** What the task asks **
Reproduce the complete listing without any deviation.

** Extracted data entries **

** start **

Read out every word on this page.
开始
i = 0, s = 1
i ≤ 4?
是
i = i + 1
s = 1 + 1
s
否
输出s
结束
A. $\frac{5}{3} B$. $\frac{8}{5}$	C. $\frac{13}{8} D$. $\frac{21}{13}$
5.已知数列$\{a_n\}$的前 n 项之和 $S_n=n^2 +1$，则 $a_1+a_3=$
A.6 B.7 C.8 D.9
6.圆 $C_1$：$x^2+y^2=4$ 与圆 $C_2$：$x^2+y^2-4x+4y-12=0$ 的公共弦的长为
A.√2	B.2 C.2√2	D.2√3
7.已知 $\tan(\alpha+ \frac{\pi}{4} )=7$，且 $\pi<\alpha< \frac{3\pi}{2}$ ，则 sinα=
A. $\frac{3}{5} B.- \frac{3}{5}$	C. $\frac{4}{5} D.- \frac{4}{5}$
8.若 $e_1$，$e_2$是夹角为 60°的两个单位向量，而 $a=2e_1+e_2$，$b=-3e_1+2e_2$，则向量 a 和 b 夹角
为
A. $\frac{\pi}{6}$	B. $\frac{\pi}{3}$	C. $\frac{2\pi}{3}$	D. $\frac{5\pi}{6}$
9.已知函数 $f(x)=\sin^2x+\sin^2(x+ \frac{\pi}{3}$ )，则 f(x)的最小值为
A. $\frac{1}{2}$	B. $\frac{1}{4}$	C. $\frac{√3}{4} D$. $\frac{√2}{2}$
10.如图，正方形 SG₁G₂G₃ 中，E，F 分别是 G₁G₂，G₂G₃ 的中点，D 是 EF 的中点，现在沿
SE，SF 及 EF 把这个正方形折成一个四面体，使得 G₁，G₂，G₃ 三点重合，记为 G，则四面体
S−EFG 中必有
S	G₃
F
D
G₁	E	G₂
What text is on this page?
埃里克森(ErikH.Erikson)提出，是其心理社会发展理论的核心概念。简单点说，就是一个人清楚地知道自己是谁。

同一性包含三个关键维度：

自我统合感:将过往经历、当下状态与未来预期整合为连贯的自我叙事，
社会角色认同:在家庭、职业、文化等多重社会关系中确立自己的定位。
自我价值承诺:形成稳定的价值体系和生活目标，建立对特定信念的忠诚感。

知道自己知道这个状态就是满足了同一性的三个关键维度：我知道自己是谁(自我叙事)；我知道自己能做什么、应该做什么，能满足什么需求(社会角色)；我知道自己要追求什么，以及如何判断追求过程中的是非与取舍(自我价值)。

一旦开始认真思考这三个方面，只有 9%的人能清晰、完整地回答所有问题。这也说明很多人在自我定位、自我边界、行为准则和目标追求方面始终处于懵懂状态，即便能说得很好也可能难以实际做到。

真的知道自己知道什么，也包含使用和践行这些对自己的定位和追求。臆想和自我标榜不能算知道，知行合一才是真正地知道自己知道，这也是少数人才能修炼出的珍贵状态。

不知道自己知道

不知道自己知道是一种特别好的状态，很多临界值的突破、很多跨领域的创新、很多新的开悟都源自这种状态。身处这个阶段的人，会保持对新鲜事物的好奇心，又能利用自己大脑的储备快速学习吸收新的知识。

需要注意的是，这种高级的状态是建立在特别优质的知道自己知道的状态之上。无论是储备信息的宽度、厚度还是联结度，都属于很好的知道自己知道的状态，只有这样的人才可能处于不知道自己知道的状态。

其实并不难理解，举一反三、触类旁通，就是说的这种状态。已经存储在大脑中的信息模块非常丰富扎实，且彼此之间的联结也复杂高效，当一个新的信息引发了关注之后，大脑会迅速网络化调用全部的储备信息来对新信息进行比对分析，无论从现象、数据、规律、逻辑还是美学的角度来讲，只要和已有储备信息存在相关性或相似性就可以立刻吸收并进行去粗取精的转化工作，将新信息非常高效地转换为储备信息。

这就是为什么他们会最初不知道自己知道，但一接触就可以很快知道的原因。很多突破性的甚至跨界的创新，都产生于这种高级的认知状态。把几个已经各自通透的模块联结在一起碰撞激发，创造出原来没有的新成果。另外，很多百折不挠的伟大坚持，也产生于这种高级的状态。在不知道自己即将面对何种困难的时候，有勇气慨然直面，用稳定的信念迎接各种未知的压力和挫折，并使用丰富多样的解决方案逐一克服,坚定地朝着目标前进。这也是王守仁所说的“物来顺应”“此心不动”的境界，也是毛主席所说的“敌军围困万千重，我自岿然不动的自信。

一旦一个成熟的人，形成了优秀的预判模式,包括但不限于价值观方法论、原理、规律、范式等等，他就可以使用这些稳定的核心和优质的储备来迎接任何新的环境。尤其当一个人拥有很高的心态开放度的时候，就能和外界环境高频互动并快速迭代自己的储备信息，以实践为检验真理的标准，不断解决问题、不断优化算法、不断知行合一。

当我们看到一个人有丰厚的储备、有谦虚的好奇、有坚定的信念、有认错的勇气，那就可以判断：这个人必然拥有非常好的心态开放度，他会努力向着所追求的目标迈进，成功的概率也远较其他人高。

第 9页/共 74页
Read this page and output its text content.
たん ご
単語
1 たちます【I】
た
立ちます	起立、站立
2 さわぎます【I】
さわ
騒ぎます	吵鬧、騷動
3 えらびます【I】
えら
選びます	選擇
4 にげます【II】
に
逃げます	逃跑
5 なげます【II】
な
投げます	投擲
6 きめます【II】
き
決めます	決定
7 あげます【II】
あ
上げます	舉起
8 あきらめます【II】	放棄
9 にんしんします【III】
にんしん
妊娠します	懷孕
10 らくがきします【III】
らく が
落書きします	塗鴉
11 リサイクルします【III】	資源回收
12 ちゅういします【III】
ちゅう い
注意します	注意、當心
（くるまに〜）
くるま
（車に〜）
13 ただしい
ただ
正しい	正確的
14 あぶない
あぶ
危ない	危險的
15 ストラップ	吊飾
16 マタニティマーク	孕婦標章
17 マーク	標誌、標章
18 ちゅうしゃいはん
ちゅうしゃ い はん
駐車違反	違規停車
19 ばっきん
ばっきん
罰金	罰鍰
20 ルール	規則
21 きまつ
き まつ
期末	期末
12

** end **

** Worked answer **
Read out every word on this page.
开始
i = 0, s = 1
i ≤ 4?
是
i = i + 1
s = 1 + 1
s
否
输出s
结束
A. $\frac{5}{3} B$. $\frac{8}{5}$	C. $\frac{13}{8} D$. $\frac{21}{13}$
5.已知数列$\{a_n\}$的前 n 项之和 $S_n=n^2 +1$，则 $a_1+a_3=$
A.6 B.7 C.8 D.9
6.圆 $C_1$：$x^2+y^2=4$ 与圆 $C_2$：$x^2+y^2-4x+4y-12=0$ 的公共弦的长为
A.√2	B.2 C.2√2	D.2√3
7.已知 $\tan(\alpha+ \frac{\pi}{4} )=7$，且 $\pi<\alpha< \frac{3\pi}{2}$ ，则 sinα=
A. $\frac{3}{5} B.- \frac{3}{5}$	C. $\frac{4}{5} D.- \frac{4}{5}$
8.若 $e_1$，$e_2$是夹角为 60°的两个单位向量，而 $a=2e_1+e_2$，$b=-3e_1+2e_2$，则向量 a 和 b 夹角
为
A. $\frac{\pi}{6}$	B. $\frac{\pi}{3}$	C. $\frac{2\pi}{3}$	D. $\frac{5\pi}{6}$
9.已知函数 $f(x)=\sin^2x+\sin^2(x+ \frac{\pi}{3}$ )，则 f(x)的最小值为
A. $\frac{1}{2}$	B. $\frac{1}{4}$	C. $\frac{√3}{4} D$. $\frac{√2}{2}$
10.如图，正方形 SG₁G₂G₃ 中，E，F 分别是 G₁G₂，G₂G₃ 的中点，D 是 EF 的中点，现在沿
SE，SF 及 EF 把这个正方形折成一个四面体，使得 G₁，G₂，G₃ 三点重合，记为 G，则四面体
S−EFG 中必有
S	G₃
F
D
G₁	E	G₂
What text is on this page?
埃里克森(ErikH.Erikson)提出，是其心理社会发展理论的核心概念。简单点说，就是一个人清楚地知道自己是谁。

同一性包含三个关键维度：

自我统合感:将过往经历、当下状态与未来预期整合为连贯的自我叙事，
社会角色认同:在家庭、职业、文化等多重社会关系中确立自己的定位。
自我价值承诺:形成稳定的价值体系和生活目标，建立对特定信念的忠诚感。

知道自己知道这个状态就是满足了同一性的三个关键维度：我知道自己是谁(自我叙事)；我知道自己能做什么、应该做什么，能满足什么需求(社会角色)；我知道自己要追求什么，以及如何判断追求过程中的是非与取舍(自我价值)。

一旦开始认真思考这三个方面，只有 9%的人能清晰、完整地回答所有问题。这也说明很多人在自我定位、自我边界、行为准则和目标追求方面始终处于懵懂状态，即便能说得很好也可能难以实际做到。

真的知道自己知道什么，也包含使用和践行这些对自己的定位和追求。臆想和自我标榜不能算知道，知行合一才是真正地知道自己知道，这也是少数人才能修炼出的珍贵状态。

不知道自己知道

不知道自己知道是一种特别好的状态，很多临界值的突破、很多跨领域的创新、很多新的开悟都源自这种状态。身处这个阶段的人，会保持对新鲜事物的好奇心，又能利用自己大脑的储备快速学习吸收新的知识。

需要注意的是，这种高级的状态是建立在特别优质的知道自己知道的状态之上。无论是储备信息的宽度、厚度还是联结度，都属于很好的知道自己知道的状态，只有这样的人才可能处于不知道自己知道的状态。

其实并不难理解，举一反三、触类旁通，就是说的这种状态。已经存储在大脑中的信息模块非常丰富扎实，且彼此之间的联结也复杂高效，当一个新的信息引发了关注之后，大脑会迅速网络化调用全部的储备信息来对新信息进行比对分析，无论从现象、数据、规律、逻辑还是美学的角度来讲，只要和已有储备信息存在相关性或相似性就可以立刻吸收并进行去粗取精的转化工作，将新信息非常高效地转换为储备信息。

这就是为什么他们会最初不知道自己知道，但一接触就可以很快知道的原因。很多突破性的甚至跨界的创新，都产生于这种高级的认知状态。把几个已经各自通透的模块联结在一起碰撞激发，创造出原来没有的新成果。另外，很多百折不挠的伟大坚持，也产生于这种高级的状态。在不知道自己即将面对何种困难的时候，有勇气慨然直面，用稳定的信念迎接各种未知的压力和挫折，并使用丰富多样的解决方案逐一克服,坚定地朝着目标前进。这也是王守仁所说的“物来顺应”“此心不动”的境界，也是毛主席所说的“敌军围困万千重，我自岿然不动的自信。

一旦一个成熟的人，形成了优秀的预判模式,包括但不限于价值观方法论、原理、规律、范式等等，他就可以使用这些稳定的核心和优质的储备来迎接任何新的环境。尤其当一个人拥有很高的心态开放度的时候，就能和外界环境高频互动并快速迭代自己的储备信息，以实践为检验真理的标准，不断解决问题、不断优化算法、不断知行合一。

当我们看到一个人有丰厚的储备、有谦虚的好奇、有坚定的信念、有认错的勇气，那就可以判断：这个人必然拥有非常好的心态开放度，他会努力向着所追求的目标迈进，成功的概率也远较其他人高。

第 9页/共 74页
Read this page and output its text content.
たん ご
単語
1 たちます【I】
た
立ちます	起立、站立
2 さわぎます【I】
さわ
騒ぎます	吵鬧、騷動
3 えらびます【I】
えら
選びます	選擇
4 にげます【II】
に
逃げます	逃跑
5 なげます【II】
な
投げます	投擲
6 きめます【II】
き
決めます	決定
7 あげます【II】
あ
上げます	舉起
8 あきらめます【II】	放棄
9 にんしんします【III】
にんしん
妊娠します	懷孕
10 らくがきします【III】
らく が
落書きします	塗鴉
11 リサイクルします【III】	資源回收
12 ちゅういします【III】
ちゅう い
注意します	注意、當心
（くるまに〜）
くるま
（車に〜）
13 ただしい
ただ
正しい	正確的
14 あぶない
あぶ
危ない	危險的
15 ストラップ	吊飾
16 マタニティマーク	孕婦標章
17 マーク	標誌、標章
18 ちゅうしゃいはん
ちゅうしゃ い はん
駐車違反	違規停車
19 ばっきん
ばっきん
罰金	罰鍰
20 ルール	規則
21 きまつ
き まつ
期末	期末
12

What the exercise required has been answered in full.